-- Direction --
In the entries below, find every line with "that" and copy it.

::: Dataset entries :::

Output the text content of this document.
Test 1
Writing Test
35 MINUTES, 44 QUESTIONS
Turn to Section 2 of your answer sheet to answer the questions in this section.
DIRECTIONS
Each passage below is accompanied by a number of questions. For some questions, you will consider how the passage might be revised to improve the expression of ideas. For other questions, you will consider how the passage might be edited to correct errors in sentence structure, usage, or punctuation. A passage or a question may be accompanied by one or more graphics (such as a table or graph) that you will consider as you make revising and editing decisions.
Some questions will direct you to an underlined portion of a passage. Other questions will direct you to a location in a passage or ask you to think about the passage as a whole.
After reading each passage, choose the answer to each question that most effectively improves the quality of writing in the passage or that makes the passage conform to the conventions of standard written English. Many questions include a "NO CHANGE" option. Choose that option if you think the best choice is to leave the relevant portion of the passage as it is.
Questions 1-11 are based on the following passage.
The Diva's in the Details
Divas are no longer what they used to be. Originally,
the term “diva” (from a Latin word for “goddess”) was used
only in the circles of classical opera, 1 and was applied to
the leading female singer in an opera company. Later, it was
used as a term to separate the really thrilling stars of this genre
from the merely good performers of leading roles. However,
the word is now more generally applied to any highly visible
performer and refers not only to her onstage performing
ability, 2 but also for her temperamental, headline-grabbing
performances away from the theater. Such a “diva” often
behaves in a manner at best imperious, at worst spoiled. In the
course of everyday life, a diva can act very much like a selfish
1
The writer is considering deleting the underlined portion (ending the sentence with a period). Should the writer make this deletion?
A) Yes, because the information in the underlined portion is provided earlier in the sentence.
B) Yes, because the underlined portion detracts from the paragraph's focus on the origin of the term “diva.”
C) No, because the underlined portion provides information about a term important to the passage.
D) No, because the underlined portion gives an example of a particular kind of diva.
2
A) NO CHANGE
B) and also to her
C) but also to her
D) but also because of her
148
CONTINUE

:::

-- Exercise result --
Each passage below is accompanied by a number of questions. For some questions, you will consider how the passage might be revised to improve the expression of ideas. For other questions, you will consider how the passage might be edited to correct errors in sentence structure, usage, or punctuation. A passage or a question may be accompanied by one or more graphics (such as a table or graph) that you will consider as you make revising and editing decisions.
After reading each passage, choose the answer to each question that most effectively improves the quality of writing in the passage or that makes the passage conform to the conventions of standard written English. Many questions include a "NO CHANGE" option. Choose that option if you think the best choice is to leave the relevant portion of the passage as it is.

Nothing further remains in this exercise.